[EXERCISE PROMPT] State the number of lines that include the string "colors", and write nothing else.

[DATA FOR THE TASK]
☆ ☆ ☆ ☆ ☆ ☆ ☆
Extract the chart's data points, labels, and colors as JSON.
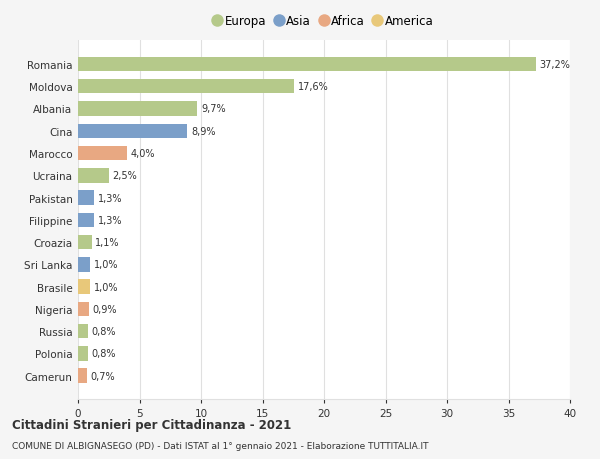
{
  "countries": [
    "Romania",
    "Moldova",
    "Albania",
    "Cina",
    "Marocco",
    "Ucraina",
    "Pakistan",
    "Filippine",
    "Croazia",
    "Sri Lanka",
    "Brasile",
    "Nigeria",
    "Russia",
    "Polonia",
    "Camerun"
  ],
  "values": [
    37.2,
    17.6,
    9.7,
    8.9,
    4.0,
    2.5,
    1.3,
    1.3,
    1.1,
    1.0,
    1.0,
    0.9,
    0.8,
    0.8,
    0.7
  ],
  "labels": [
    "37,2%",
    "17,6%",
    "9,7%",
    "8,9%",
    "4,0%",
    "2,5%",
    "1,3%",
    "1,3%",
    "1,1%",
    "1,0%",
    "1,0%",
    "0,9%",
    "0,8%",
    "0,8%",
    "0,7%"
  ],
  "colors": [
    "#b5c98a",
    "#b5c98a",
    "#b5c98a",
    "#7b9fc9",
    "#e8a882",
    "#b5c98a",
    "#7b9fc9",
    "#7b9fc9",
    "#b5c98a",
    "#7b9fc9",
    "#e8c87a",
    "#e8a882",
    "#b5c98a",
    "#b5c98a",
    "#e8a882"
  ],
  "legend": [
    {
      "label": "Europa",
      "color": "#b5c98a"
    },
    {
      "label": "Asia",
      "color": "#7b9fc9"
    },
    {
      "label": "Africa",
      "color": "#e8a882"
    },
    {
      "label": "America",
      "color": "#e8c87a"
    }
  ],
  "xlim": [
    0,
    40
  ],
  "xticks": [
    0,
    5,
    10,
    15,
    20,
    25,
    30,
    35,
    40
  ],
  "title": "Cittadini Stranieri per Cittadinanza - 2021",
  "subtitle": "COMUNE DI ALBIGNASEGO (PD) - Dati ISTAT al 1° gennaio 2021 - Elaborazione TUTTITALIA.IT",
  "bg_color": "#f5f5f5",
  "bar_bg_color": "#ffffff",
  "grid_color": "#e0e0e0",
  "text_color": "#333333"
}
☆ ☆ ☆ ☆ ☆ ☆ ☆
[REPLY TO THE TASK] 2